[Start of THE INPUT]

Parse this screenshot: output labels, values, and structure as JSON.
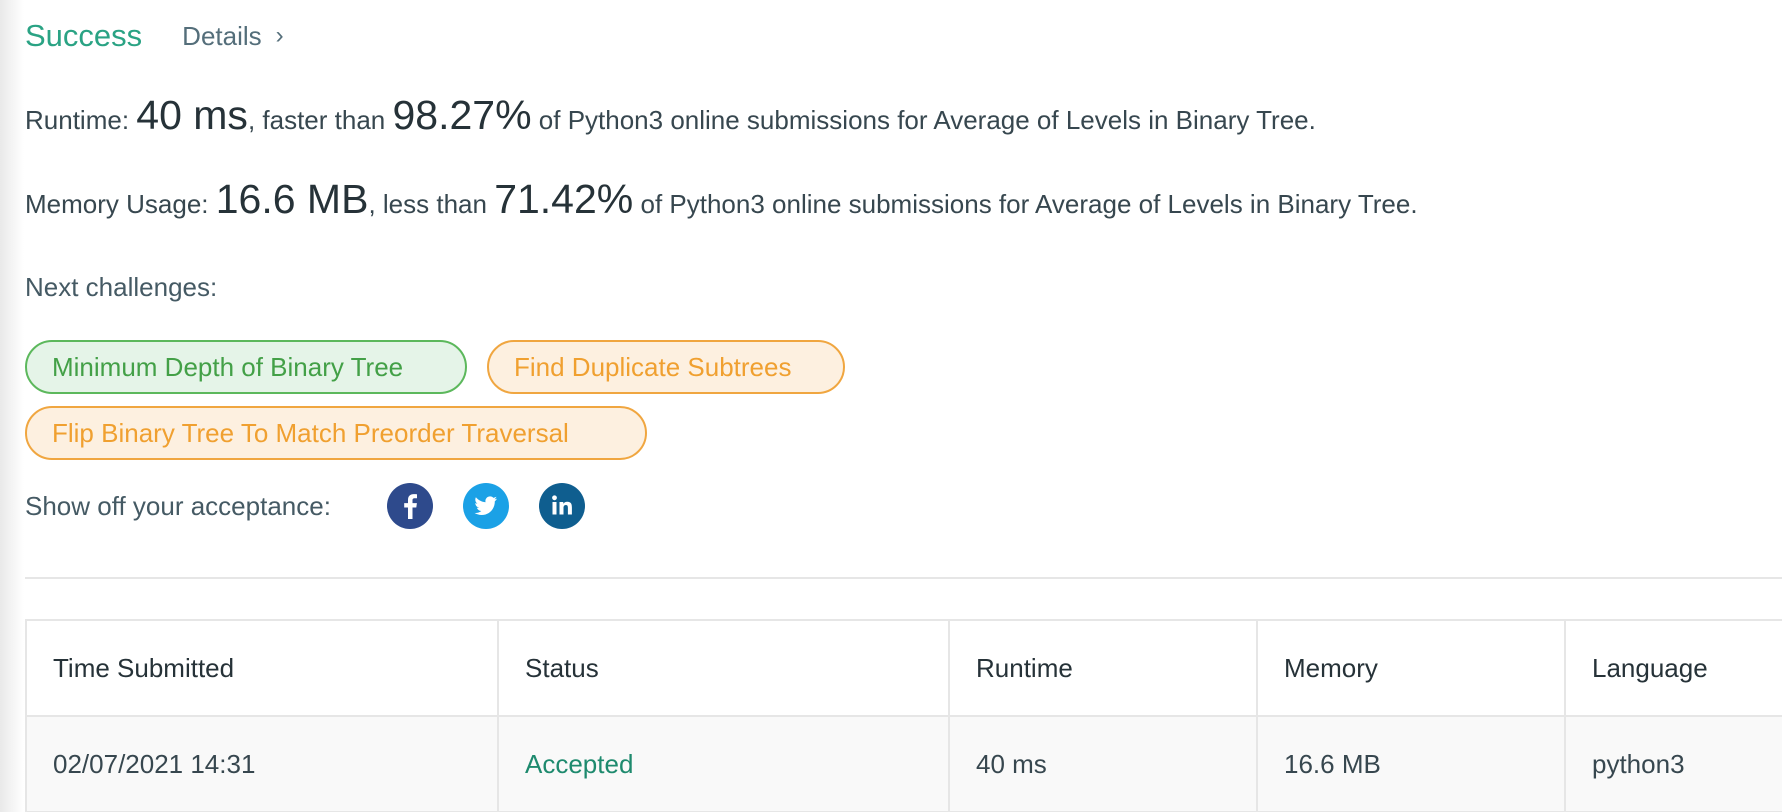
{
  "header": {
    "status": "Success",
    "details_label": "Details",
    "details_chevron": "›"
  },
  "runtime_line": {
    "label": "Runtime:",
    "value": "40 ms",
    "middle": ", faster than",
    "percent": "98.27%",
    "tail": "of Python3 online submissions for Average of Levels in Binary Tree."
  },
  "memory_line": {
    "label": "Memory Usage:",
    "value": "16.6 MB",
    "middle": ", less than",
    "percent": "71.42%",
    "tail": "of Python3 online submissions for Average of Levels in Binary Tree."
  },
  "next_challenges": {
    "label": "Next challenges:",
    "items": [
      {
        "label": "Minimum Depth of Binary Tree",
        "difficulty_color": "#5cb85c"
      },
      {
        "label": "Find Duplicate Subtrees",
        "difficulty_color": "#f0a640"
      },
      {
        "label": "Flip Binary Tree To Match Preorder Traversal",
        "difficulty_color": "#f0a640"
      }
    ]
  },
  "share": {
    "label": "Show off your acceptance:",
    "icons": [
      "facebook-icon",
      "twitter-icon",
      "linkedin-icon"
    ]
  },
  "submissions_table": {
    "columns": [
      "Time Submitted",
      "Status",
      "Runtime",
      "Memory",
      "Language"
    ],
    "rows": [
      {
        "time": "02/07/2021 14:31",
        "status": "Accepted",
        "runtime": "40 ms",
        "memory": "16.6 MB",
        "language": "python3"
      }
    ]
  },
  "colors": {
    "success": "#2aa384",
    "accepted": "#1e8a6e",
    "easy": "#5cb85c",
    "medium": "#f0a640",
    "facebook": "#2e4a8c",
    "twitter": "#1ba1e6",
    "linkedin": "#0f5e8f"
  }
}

[End of THE INPUT]
[Start of THE INPUT]

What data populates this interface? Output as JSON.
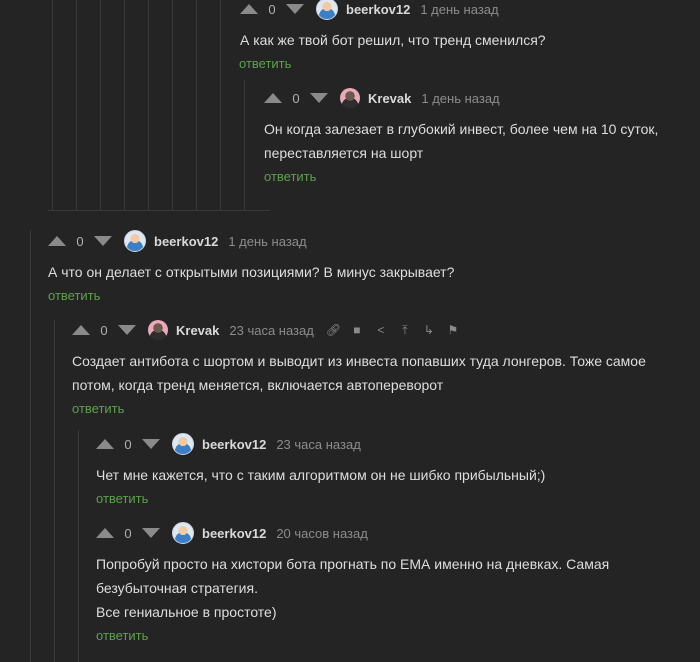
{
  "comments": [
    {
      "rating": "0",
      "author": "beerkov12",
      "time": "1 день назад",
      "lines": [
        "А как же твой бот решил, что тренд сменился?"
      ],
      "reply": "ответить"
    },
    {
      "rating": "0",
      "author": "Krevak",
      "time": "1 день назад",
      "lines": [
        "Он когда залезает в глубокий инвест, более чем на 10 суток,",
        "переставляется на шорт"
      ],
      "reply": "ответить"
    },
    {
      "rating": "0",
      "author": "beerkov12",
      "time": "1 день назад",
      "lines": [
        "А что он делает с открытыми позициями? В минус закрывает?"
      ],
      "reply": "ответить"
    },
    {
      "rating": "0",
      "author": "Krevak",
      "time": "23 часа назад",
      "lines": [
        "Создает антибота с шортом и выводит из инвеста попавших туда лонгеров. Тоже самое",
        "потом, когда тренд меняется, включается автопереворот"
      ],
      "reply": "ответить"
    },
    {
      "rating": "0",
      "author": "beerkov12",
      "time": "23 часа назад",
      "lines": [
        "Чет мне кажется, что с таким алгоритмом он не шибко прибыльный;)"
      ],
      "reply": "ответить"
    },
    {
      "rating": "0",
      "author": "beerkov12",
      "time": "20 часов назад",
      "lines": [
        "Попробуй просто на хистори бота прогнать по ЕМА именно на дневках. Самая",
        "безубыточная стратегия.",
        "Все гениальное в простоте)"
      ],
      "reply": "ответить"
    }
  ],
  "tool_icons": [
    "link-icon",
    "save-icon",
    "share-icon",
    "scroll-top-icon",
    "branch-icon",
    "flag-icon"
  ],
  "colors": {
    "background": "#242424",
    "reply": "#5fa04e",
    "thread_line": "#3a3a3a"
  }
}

[End of THE INPUT]
[Start of THE INPUT]

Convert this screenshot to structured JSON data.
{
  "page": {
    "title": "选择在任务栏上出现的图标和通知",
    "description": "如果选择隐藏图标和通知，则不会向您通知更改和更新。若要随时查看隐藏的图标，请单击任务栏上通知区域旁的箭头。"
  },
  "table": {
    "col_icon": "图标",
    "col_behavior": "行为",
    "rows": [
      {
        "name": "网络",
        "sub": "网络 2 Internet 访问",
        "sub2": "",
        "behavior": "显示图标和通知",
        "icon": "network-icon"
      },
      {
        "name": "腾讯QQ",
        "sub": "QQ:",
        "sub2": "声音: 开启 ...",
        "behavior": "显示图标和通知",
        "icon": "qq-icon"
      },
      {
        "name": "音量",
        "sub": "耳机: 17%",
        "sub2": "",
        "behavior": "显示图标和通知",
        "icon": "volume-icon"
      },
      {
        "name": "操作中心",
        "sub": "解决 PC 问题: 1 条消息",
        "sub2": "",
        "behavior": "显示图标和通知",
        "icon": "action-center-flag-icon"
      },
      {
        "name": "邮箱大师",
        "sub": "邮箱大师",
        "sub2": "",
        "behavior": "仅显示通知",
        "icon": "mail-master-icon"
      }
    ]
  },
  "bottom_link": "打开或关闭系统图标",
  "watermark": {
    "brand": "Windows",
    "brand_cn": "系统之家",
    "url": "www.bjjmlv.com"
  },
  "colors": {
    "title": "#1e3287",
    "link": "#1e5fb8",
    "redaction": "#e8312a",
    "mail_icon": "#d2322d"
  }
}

[End of THE INPUT]

Report how many lines of the records above contain the word "name", giving only the number.

5